— begin Records provided —

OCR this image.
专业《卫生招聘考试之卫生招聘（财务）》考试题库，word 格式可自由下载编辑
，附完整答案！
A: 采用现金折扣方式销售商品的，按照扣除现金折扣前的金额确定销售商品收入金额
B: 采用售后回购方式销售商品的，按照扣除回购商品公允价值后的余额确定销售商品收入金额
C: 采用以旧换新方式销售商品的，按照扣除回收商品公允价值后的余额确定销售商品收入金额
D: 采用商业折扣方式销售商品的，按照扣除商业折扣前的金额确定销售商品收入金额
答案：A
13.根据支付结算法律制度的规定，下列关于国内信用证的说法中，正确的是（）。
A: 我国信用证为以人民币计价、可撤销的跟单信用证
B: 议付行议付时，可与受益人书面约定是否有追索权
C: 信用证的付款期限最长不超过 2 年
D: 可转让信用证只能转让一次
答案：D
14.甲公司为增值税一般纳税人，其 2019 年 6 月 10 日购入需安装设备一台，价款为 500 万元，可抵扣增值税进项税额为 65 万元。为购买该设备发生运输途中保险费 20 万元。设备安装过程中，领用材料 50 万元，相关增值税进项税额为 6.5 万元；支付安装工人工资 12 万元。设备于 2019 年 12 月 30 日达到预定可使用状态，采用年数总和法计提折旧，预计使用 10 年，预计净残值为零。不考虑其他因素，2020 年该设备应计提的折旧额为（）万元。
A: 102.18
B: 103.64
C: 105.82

— end Records provided —

- [Task statement] Transcribe all of the material exactly. Omit nothing.

- [Exercise result]
OCR this image.
专业《卫生招聘考试之卫生招聘（财务）》考试题库，word 格式可自由下载编辑
，附完整答案！
A: 采用现金折扣方式销售商品的，按照扣除现金折扣前的金额确定销售商品收入金额
B: 采用售后回购方式销售商品的，按照扣除回购商品公允价值后的余额确定销售商品收入金额
C: 采用以旧换新方式销售商品的，按照扣除回收商品公允价值后的余额确定销售商品收入金额
D: 采用商业折扣方式销售商品的，按照扣除商业折扣前的金额确定销售商品收入金额
答案：A
13.根据支付结算法律制度的规定，下列关于国内信用证的说法中，正确的是（）。
A: 我国信用证为以人民币计价、可撤销的跟单信用证
B: 议付行议付时，可与受益人书面约定是否有追索权
C: 信用证的付款期限最长不超过 2 年
D: 可转让信用证只能转让一次
答案：D
14.甲公司为增值税一般纳税人，其 2019 年 6 月 10 日购入需安装设备一台，价款为 500 万元，可抵扣增值税进项税额为 65 万元。为购买该设备发生运输途中保险费 20 万元。设备安装过程中，领用材料 50 万元，相关增值税进项税额为 6.5 万元；支付安装工人工资 12 万元。设备于 2019 年 12 月 30 日达到预定可使用状态，采用年数总和法计提折旧，预计使用 10 年，预计净残值为零。不考虑其他因素，2020 年该设备应计提的折旧额为（）万元。
A: 102.18
B: 103.64
C: 105.82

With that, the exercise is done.